Texto proporcionado:
━━━━━━━━━━━━━━━━━━━━━━━━━━━━━━
Para conocer el origen del derecho, primero debemos conocer el de esta palabra, pues nos ayudará a entender la necesidad de su creación, implantación y desarrollo.
La raíz de “derecho” la encontramos en el latín como directum (rectitud). No obstante, ius (lo justo), derivado igualmente del latín, es su forma original. En la antigua sociedad romana “no hay justicia sin ley, ni ley sin un sentido de justicia”, afirmación sostenida también por otras culturas de la época y articulada mediante sus códigos normativos.
Sin embargo, fueron los romanos quienes se anticiparon y crearon un verdadero y completo sistema legal que atendía a la necesidad de regular los vínculos y relaciones de una sociedad en constante evolución desde la fundación de la ciudad en el año 754 a.C. hasta la muerte del emperador Justiniano en el año 565. Normas y preceptos que fueron evolucionando a lo largo de casi catorce siglos, para adaptarse a los constantes y profundos cambios experimentados en dicho tiempo.
La Ética y la Justicia en el Derecho Romano: un análisis profundo
Según dejó escrito Domicio Ulpiano, renombrado jurista romano (170–228), “los tres principios del Derecho son estos: vivir honestamente, no hacer daño a otro, dar a cada uno lo suyo”.
Con esta afirmación, pretendía fijar la regla por la que “vivir honestamente” era una norma moral creada por la propia conciencia al margen de las leyes y la justicia. Así, por un lado, debemos respetar los derechos ajenos absteniéndonos de atentar contra ellos, y por otro lado, cada cual debe cumplir, respecto a los demás, las obligaciones contraídas en la sociedad. Los juristas romanos supieron aplicar derecho y moral de forma completamente independiente y sin ningún tipo de confusión: la moral era el pilar sobre el que se apoyaría el derecho, y el derecho el pilar sobre el que se apoyaría la justicia.
División entre lo público y lo privado en el Derecho Romano: implicaciones duraderas
Es importante conocer esta distinción pues, como a día de hoy, en la antigua sociedad romana las normas que regulaban las relaciones jurídicas entre sus ciudadanos y el Estado, entendido como “la cosa pública” eran muy distintas a las que regulaban las relaciones de los propios individuos entre sí. De ahí la necesidad de distinguir entre “derecho público” y “derecho privado”.
Publicum ius est quod ad statum rei Romanae spectat, privatum quod ad singulorum utilitatem: sunt enim quaedam publice utilia, quaedam privatim; es decir, “el derecho público es el que se refiere al estado de la cosa pública, privado el que atañe a la utilidad de los particulares, pues hay cuestiones de interés público y otras de interés privado”.
La clave de esta distinción es la “utilidad”, pues el romano intervenía en las relaciones jurídicas como ciudadano, o sea, como miembro de una sociedad organizada políticamente, o como simple individuo, razón por la que las normas jurídicas eran de interés general y de interés particular.
De esta forma, el derecho público se encargaba (y se encarga) de regular las relaciones entre “la cosa pública” (Estado) y los individuos que la componen, mediante su conceptualización como ciudadanos, regulando la organización de su propia administración pública y delimitando sus poderes así como los de la sociedad.
━━━━━━━━━━━━━━━━━━━━━━━━━━━━━━
Extractos de datos:
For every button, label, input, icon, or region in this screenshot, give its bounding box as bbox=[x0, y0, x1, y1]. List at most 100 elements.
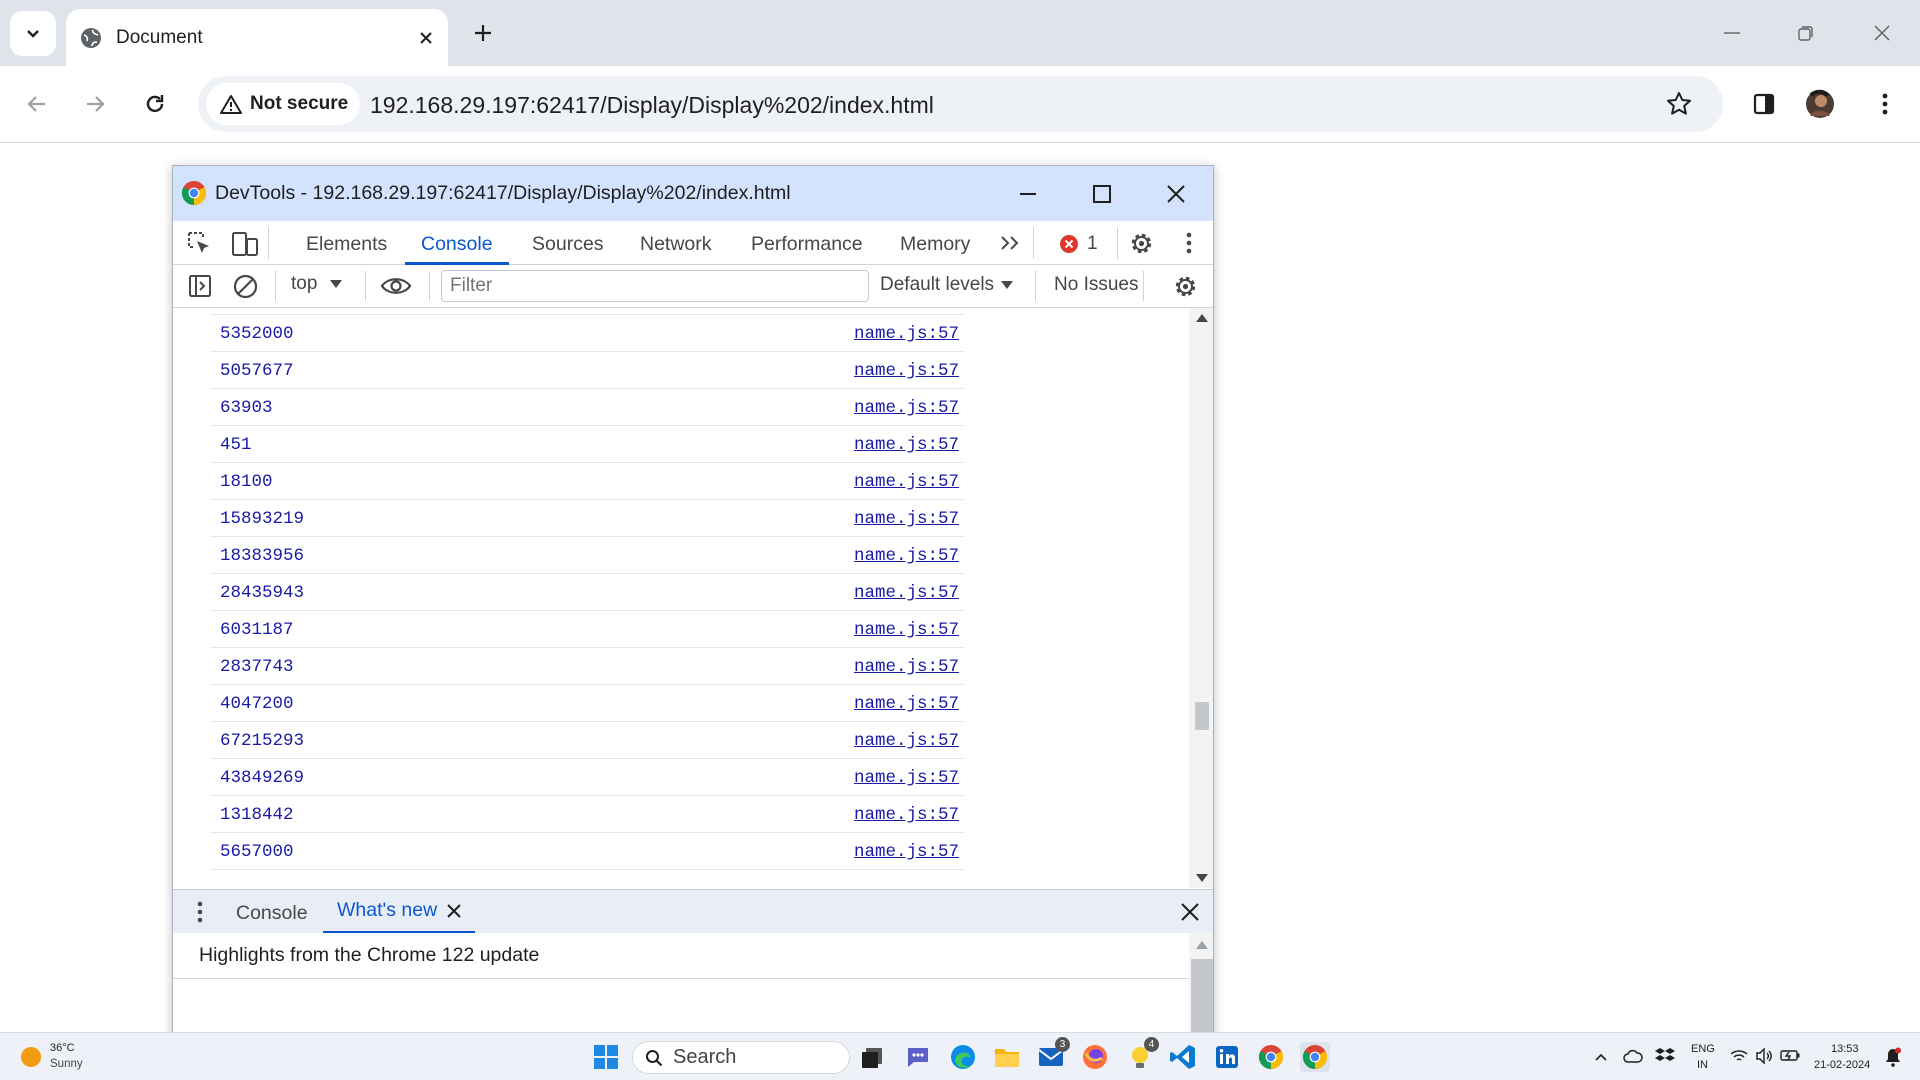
clear-console-icon[interactable] bbox=[233, 274, 258, 299]
settings-gear-icon[interactable] bbox=[1128, 230, 1155, 257]
region-indicator[interactable]: IN bbox=[1697, 1059, 1708, 1071]
kebab-menu-icon[interactable] bbox=[1186, 231, 1192, 255]
devtools-close-button[interactable] bbox=[1155, 174, 1197, 214]
tab-console[interactable]: Console bbox=[405, 221, 509, 265]
console-source-link[interactable]: name.js:57 bbox=[854, 694, 959, 714]
console-source-link[interactable]: name.js:57 bbox=[854, 842, 959, 862]
tab-sources[interactable]: Sources bbox=[532, 221, 604, 265]
chrome-button[interactable] bbox=[1256, 1042, 1286, 1072]
console-settings-gear-icon[interactable] bbox=[1172, 273, 1199, 300]
close-tab-icon[interactable] bbox=[418, 30, 434, 46]
teams-chat-button[interactable] bbox=[903, 1042, 933, 1072]
console-row: 28435943 name.js:57 bbox=[210, 574, 964, 611]
linkedin-button[interactable] bbox=[1212, 1042, 1242, 1072]
vscode-button[interactable] bbox=[1168, 1042, 1198, 1072]
security-chip[interactable]: Not secure bbox=[206, 83, 361, 125]
search-icon bbox=[646, 1049, 663, 1066]
clock-time[interactable]: 13:53 bbox=[1831, 1043, 1859, 1055]
language-indicator[interactable]: ENG bbox=[1691, 1043, 1715, 1055]
context-selector[interactable]: top bbox=[291, 273, 343, 295]
firefox-button[interactable] bbox=[1080, 1042, 1110, 1072]
sidebar-toggle-icon[interactable] bbox=[188, 274, 212, 298]
sticky-notes-button[interactable]: 4 bbox=[1125, 1037, 1159, 1072]
sun-weather-icon[interactable] bbox=[19, 1045, 43, 1069]
console-scrollbar[interactable] bbox=[1189, 308, 1213, 888]
close-icon[interactable] bbox=[447, 903, 461, 918]
tab-elements[interactable]: Elements bbox=[306, 221, 387, 265]
side-panel-button[interactable] bbox=[1744, 84, 1784, 124]
drawer-tab-whats-new[interactable]: What's new bbox=[323, 890, 476, 934]
console-source-link[interactable]: name.js:57 bbox=[854, 398, 959, 418]
whats-new-scrollbar[interactable] bbox=[1189, 933, 1213, 1045]
onedrive-cloud-icon[interactable] bbox=[1623, 1049, 1643, 1063]
console-source-link[interactable]: name.js:57 bbox=[854, 620, 959, 640]
devtools-maximize-button[interactable] bbox=[1081, 174, 1123, 214]
console-source-link[interactable]: name.js:57 bbox=[854, 324, 959, 344]
scroll-down-icon[interactable] bbox=[1196, 874, 1208, 882]
tab-network[interactable]: Network bbox=[640, 221, 712, 265]
console-source-link[interactable]: name.js:57 bbox=[854, 472, 959, 492]
devtools-minimize-button[interactable] bbox=[1007, 174, 1049, 214]
error-counter[interactable]: 1 bbox=[1059, 233, 1098, 255]
console-value: 5057677 bbox=[220, 361, 294, 381]
back-button[interactable] bbox=[17, 84, 57, 124]
dropbox-icon[interactable] bbox=[1655, 1047, 1675, 1065]
chrome-active-button[interactable] bbox=[1300, 1042, 1330, 1072]
tab-memory[interactable]: Memory bbox=[900, 221, 970, 265]
url-text[interactable]: 192.168.29.197:62417/Display/Display%202… bbox=[370, 92, 934, 119]
kebab-menu-icon[interactable] bbox=[197, 900, 203, 924]
more-tabs-icon[interactable] bbox=[999, 234, 1021, 252]
toolbar-divider bbox=[268, 227, 269, 259]
eye-icon[interactable] bbox=[380, 276, 412, 296]
log-levels-dropdown[interactable]: Default levels bbox=[880, 274, 1014, 296]
clock-date[interactable]: 21-02-2024 bbox=[1814, 1059, 1870, 1071]
device-toolbar-icon[interactable] bbox=[231, 231, 259, 257]
console-source-link[interactable]: name.js:57 bbox=[854, 583, 959, 603]
start-button[interactable] bbox=[591, 1042, 621, 1072]
new-tab-button[interactable] bbox=[466, 16, 500, 50]
forward-button[interactable] bbox=[75, 84, 115, 124]
console-source-link[interactable]: name.js:57 bbox=[854, 546, 959, 566]
console-source-link[interactable]: name.js:57 bbox=[854, 509, 959, 529]
taskbar-search[interactable]: Search bbox=[632, 1041, 850, 1074]
scroll-up-icon[interactable] bbox=[1196, 941, 1208, 949]
edge-button[interactable] bbox=[948, 1042, 978, 1072]
notification-bell-icon[interactable] bbox=[1884, 1047, 1902, 1067]
file-explorer-button[interactable] bbox=[992, 1042, 1022, 1072]
bookmark-button[interactable] bbox=[1661, 86, 1697, 122]
console-source-link[interactable]: name.js:57 bbox=[854, 731, 959, 751]
chevron-up-icon[interactable] bbox=[1594, 1052, 1608, 1062]
issues-button[interactable]: No Issues bbox=[1054, 274, 1138, 296]
console-source-link[interactable]: name.js:57 bbox=[854, 361, 959, 381]
tab-search-button[interactable] bbox=[10, 11, 56, 56]
mail-button[interactable]: 3 bbox=[1036, 1037, 1070, 1072]
weather-temperature[interactable]: 36°C bbox=[50, 1042, 75, 1054]
tab-title: Document bbox=[116, 26, 203, 48]
reload-button[interactable] bbox=[135, 84, 175, 124]
profile-avatar[interactable] bbox=[1800, 84, 1840, 124]
reload-icon bbox=[146, 95, 164, 113]
scrollbar-thumb[interactable] bbox=[1195, 702, 1209, 730]
console-source-link[interactable]: name.js:57 bbox=[854, 435, 959, 455]
filter-input[interactable] bbox=[441, 270, 869, 302]
minimize-button[interactable] bbox=[1702, 14, 1762, 52]
console-source-link[interactable]: name.js:57 bbox=[854, 768, 959, 788]
console-source-link[interactable]: name.js:57 bbox=[854, 657, 959, 677]
inspect-element-icon[interactable] bbox=[187, 231, 213, 257]
console-source-link[interactable]: name.js:57 bbox=[854, 805, 959, 825]
address-bar[interactable]: Not secure 192.168.29.197:62417/Display/… bbox=[198, 76, 1723, 132]
tab-performance[interactable]: Performance bbox=[751, 221, 863, 265]
battery-icon[interactable] bbox=[1780, 1049, 1800, 1062]
task-view-button[interactable] bbox=[857, 1042, 887, 1072]
browser-tab[interactable]: Document bbox=[66, 9, 448, 66]
volume-icon[interactable] bbox=[1755, 1048, 1773, 1064]
restore-button[interactable] bbox=[1776, 14, 1836, 52]
weather-description[interactable]: Sunny bbox=[50, 1058, 83, 1070]
scroll-up-icon[interactable] bbox=[1196, 314, 1208, 322]
console-value: 4047200 bbox=[220, 694, 294, 714]
close-window-button[interactable] bbox=[1852, 14, 1912, 52]
wifi-icon[interactable] bbox=[1730, 1049, 1748, 1063]
browser-menu-button[interactable] bbox=[1865, 84, 1905, 124]
close-drawer-icon[interactable] bbox=[1181, 903, 1199, 921]
drawer-tab-console[interactable]: Console bbox=[236, 890, 308, 934]
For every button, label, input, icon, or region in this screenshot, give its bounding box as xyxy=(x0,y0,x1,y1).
━━━━━━━━━━━━━━━━━━━━━━━━━━━━━━
Consigna breve A:
Responde estas preguntas a partir del texto sobre el derecho romano:
(i) ¿Qué término latino es la forma original de la palabra "derecho"?
(ii) ¿Cuáles son los tres principios del Derecho que dejó escritos Domicio Ulpiano?
(iii) ¿Cuál es la clave de la distinción entre derecho público y derecho privado?
Consigna breve B: Reproduce sin cambios el pasaje del texto sobre el derecho romano desde "La Ética y la" hasta "apoyaría la justicia.".

Respuesta A:
(i) Ius, que significa "lo justo".
(ii) Vivir honestamente, no hacer daño a otro y dar a cada uno lo suyo.
(iii) La "utilidad".

Respuesta B:
La Ética y la Justicia en el Derecho Romano: un análisis profundo
Según dejó escrito Domicio Ulpiano, renombrado jurista romano (170–228), “los tres principios del Derecho son estos: vivir honestamente, no hacer daño a otro, dar a cada uno lo suyo”.
Con esta afirmación, pretendía fijar la regla por la que “vivir honestamente” era una norma moral creada por la propia conciencia al margen de las leyes y la justicia. Así, por un lado, debemos respetar los derechos ajenos absteniéndonos de atentar contra ellos, y por otro lado, cada cual debe cumplir, respecto a los demás, las obligaciones contraídas en la sociedad. Los juristas romanos supieron aplicar derecho y moral de forma completamente independiente y sin ningún tipo de confusión: la moral era el pilar sobre el que se apoyaría el derecho, y el derecho el pilar sobre el que se apoyaría la justicia.